Exercise brief: For the material that follows, list every line containing the word "Desde".

Material supplied:
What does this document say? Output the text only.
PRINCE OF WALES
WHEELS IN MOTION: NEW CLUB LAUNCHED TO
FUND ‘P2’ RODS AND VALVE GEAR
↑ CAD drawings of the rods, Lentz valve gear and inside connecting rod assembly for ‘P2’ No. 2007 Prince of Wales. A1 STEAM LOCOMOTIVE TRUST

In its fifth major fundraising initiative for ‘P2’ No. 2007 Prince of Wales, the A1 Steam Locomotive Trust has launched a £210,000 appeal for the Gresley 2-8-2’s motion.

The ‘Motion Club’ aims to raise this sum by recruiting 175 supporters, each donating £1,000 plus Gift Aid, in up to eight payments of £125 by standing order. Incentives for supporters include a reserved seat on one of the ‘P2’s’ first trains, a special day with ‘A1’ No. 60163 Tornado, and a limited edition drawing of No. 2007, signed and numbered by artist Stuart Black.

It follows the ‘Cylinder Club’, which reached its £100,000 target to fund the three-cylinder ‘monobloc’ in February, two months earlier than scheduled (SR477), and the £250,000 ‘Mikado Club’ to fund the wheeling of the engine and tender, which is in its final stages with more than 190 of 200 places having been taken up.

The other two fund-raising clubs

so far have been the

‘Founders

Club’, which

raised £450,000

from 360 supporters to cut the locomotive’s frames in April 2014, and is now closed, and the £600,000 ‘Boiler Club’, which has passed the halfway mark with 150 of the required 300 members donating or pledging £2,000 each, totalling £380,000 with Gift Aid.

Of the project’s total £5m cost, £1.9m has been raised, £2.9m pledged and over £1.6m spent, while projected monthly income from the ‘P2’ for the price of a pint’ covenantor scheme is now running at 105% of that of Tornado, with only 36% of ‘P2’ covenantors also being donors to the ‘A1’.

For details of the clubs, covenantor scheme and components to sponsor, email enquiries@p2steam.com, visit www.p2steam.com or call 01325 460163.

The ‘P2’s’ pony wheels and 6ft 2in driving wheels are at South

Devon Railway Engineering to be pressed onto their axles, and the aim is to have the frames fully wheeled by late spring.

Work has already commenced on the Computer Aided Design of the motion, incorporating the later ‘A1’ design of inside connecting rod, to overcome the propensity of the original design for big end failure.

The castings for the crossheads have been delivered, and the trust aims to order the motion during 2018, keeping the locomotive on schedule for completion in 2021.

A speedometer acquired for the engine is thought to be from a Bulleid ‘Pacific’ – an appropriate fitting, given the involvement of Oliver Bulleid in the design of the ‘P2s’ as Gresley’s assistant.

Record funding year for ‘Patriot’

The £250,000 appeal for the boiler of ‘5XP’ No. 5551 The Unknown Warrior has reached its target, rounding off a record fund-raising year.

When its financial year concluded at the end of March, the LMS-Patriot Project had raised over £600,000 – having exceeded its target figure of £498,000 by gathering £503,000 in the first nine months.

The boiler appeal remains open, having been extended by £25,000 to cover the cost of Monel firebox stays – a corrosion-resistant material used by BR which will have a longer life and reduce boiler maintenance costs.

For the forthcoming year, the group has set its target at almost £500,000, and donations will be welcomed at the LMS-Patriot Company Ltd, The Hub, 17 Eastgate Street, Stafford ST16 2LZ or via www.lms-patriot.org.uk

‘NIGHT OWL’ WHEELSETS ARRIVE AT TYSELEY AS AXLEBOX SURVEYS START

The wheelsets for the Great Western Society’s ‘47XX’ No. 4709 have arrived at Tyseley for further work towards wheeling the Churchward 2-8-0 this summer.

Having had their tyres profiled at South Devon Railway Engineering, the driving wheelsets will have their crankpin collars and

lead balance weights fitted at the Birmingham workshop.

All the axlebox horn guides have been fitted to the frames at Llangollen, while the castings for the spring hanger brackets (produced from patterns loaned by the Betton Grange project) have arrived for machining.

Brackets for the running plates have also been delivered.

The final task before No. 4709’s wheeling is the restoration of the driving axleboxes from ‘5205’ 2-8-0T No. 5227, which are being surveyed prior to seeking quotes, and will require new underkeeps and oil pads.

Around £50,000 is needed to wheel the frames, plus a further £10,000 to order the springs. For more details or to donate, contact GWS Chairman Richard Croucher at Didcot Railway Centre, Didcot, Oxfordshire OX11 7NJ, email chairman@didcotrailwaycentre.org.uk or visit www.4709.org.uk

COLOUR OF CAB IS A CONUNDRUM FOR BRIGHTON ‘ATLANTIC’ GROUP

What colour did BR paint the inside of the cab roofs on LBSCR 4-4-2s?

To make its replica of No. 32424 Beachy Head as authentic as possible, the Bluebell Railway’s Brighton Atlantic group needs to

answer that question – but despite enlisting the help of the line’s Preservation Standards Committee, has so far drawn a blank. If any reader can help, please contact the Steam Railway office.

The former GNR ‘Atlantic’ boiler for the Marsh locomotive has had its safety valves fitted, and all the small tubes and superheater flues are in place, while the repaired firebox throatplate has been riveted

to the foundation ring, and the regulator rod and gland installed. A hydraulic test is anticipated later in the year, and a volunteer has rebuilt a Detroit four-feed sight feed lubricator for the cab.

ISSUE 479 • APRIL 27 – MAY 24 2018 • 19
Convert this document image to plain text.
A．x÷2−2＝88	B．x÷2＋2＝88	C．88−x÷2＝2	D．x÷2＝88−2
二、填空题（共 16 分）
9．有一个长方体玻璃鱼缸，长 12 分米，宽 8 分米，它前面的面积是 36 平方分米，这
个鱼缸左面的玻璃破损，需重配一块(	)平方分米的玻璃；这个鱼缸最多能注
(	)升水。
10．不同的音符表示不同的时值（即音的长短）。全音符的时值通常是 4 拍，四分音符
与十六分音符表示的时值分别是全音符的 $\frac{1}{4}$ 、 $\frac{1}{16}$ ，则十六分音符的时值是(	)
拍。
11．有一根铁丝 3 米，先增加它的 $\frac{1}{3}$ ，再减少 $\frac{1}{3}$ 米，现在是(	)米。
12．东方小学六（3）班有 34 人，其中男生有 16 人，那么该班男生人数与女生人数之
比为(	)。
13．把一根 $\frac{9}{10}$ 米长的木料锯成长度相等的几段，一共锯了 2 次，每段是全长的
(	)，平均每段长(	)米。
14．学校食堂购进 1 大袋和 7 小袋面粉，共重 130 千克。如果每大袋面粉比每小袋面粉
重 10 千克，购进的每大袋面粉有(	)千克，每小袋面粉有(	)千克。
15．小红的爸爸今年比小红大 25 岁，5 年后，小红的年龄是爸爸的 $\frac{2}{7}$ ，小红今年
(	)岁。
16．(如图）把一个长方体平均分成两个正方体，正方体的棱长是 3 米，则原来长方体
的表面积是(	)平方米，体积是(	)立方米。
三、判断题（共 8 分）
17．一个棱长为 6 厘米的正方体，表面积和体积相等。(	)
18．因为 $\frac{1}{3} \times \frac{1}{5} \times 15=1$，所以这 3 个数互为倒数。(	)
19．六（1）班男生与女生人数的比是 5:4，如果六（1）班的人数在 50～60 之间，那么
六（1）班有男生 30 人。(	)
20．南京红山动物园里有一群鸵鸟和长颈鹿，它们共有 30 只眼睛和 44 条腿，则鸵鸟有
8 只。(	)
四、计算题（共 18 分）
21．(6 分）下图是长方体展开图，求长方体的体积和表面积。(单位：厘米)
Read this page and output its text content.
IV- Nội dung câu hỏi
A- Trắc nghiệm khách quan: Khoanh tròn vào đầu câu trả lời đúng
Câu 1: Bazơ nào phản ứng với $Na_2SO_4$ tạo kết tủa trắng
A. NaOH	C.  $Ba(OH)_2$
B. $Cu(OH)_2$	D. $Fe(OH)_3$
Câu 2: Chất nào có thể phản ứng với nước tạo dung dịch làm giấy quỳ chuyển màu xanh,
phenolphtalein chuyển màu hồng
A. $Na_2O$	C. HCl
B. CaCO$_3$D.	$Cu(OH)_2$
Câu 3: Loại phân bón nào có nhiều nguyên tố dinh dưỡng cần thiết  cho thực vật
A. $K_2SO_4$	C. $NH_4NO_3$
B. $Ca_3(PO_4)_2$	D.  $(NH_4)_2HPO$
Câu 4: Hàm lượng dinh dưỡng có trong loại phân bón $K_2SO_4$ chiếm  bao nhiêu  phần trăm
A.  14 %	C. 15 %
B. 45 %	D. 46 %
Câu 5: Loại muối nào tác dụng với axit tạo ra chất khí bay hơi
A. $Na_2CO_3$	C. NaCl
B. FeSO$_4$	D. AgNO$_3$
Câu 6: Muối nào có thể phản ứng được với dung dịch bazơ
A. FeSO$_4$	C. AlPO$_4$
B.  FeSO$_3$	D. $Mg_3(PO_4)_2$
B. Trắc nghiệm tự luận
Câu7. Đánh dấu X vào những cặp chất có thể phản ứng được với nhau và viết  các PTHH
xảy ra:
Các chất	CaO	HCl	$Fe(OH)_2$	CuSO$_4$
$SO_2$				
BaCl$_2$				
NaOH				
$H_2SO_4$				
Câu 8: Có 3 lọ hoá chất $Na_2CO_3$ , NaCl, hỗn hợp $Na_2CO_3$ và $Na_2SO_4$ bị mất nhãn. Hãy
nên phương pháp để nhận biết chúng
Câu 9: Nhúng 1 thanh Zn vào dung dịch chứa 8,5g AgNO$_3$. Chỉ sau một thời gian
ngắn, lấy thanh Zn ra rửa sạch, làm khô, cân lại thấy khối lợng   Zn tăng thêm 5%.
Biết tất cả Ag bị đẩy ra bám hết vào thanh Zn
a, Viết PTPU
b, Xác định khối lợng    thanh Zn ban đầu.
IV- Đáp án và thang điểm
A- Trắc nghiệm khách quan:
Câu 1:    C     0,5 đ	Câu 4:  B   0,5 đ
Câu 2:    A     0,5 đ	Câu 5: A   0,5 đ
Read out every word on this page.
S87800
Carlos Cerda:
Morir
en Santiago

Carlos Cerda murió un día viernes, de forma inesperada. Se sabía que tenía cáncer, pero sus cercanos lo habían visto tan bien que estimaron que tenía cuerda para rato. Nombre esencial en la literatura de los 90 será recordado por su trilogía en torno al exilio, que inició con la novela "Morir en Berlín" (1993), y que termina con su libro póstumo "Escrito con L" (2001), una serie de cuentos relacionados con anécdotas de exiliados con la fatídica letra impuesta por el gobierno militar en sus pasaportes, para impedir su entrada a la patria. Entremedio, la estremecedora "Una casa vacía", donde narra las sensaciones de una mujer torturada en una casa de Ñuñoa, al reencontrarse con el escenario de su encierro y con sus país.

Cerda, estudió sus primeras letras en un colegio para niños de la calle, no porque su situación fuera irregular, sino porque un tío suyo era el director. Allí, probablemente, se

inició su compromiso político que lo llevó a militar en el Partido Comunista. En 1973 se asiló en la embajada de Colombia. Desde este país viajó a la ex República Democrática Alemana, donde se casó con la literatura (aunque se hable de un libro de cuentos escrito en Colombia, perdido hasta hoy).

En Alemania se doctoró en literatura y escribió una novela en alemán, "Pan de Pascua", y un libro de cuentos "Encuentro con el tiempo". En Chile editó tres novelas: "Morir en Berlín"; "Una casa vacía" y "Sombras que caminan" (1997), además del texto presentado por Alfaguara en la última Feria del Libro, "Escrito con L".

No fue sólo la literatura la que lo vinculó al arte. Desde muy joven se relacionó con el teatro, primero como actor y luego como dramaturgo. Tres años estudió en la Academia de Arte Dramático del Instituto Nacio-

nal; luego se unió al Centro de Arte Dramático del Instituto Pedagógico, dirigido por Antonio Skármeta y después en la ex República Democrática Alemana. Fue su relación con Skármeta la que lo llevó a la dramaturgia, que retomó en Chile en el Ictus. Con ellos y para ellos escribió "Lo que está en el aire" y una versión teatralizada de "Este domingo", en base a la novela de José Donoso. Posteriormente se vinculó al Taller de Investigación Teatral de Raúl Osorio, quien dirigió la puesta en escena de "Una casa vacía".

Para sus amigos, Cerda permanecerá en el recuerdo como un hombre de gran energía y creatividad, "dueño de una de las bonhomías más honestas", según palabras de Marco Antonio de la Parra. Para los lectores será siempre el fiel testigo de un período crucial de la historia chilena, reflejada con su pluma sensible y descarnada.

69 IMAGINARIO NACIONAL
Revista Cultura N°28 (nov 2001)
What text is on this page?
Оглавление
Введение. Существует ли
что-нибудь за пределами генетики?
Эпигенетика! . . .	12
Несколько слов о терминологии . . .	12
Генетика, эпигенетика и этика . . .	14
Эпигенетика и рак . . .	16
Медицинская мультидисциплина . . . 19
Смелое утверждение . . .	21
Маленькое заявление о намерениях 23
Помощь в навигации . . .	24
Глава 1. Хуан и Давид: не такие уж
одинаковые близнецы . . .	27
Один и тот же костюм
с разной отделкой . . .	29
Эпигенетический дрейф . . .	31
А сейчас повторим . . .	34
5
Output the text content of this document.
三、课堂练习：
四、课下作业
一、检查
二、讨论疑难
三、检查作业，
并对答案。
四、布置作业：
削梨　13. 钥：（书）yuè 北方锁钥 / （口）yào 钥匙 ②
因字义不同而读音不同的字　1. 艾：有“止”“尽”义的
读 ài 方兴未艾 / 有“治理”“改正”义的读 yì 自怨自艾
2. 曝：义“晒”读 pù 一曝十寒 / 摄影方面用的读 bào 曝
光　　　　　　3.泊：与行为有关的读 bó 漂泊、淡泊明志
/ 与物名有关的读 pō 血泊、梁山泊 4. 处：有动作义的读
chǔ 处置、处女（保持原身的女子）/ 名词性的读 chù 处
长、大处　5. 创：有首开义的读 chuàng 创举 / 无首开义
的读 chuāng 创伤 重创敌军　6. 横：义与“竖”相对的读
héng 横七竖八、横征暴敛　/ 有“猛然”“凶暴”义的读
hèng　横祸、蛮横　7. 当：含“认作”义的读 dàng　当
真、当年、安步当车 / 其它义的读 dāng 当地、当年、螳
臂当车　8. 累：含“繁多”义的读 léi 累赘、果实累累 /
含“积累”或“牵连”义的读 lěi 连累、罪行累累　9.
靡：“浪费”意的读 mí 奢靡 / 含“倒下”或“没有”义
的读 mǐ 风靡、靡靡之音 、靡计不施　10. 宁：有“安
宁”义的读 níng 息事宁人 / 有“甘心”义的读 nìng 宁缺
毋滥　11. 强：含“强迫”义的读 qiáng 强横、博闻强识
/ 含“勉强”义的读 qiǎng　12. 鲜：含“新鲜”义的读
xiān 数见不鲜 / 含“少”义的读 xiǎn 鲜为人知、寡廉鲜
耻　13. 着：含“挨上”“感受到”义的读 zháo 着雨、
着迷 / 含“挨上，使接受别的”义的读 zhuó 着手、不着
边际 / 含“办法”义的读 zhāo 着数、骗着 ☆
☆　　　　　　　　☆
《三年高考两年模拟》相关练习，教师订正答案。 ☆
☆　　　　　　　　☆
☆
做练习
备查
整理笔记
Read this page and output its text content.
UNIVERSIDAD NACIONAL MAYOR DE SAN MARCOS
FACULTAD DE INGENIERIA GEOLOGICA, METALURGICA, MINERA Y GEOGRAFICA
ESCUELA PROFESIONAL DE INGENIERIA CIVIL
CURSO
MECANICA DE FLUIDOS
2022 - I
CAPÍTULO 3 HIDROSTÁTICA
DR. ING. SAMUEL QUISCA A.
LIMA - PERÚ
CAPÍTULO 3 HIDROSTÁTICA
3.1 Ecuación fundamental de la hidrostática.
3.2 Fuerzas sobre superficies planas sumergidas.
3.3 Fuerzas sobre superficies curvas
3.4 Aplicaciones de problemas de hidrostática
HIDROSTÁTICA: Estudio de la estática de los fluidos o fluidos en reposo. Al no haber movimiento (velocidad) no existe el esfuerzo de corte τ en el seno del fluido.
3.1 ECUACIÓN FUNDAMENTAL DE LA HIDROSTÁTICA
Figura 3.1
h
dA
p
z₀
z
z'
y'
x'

Complete output:
inició su compromiso político que lo llevó a militar en el Partido Comunista. En 1973 se asiló en la embajada de Colombia. Desde este país viajó a la ex República Democrática Alemana, donde se casó con la literatura (aunque se hable de un libro de cuentos escrito en Colombia, perdido hasta hoy).
No fue sólo la literatura la que lo vinculó al arte. Desde muy joven se relacionó con el teatro, primero como actor y luego como dramaturgo. Tres años estudió en la Academia de Arte Dramático del Instituto Nacio-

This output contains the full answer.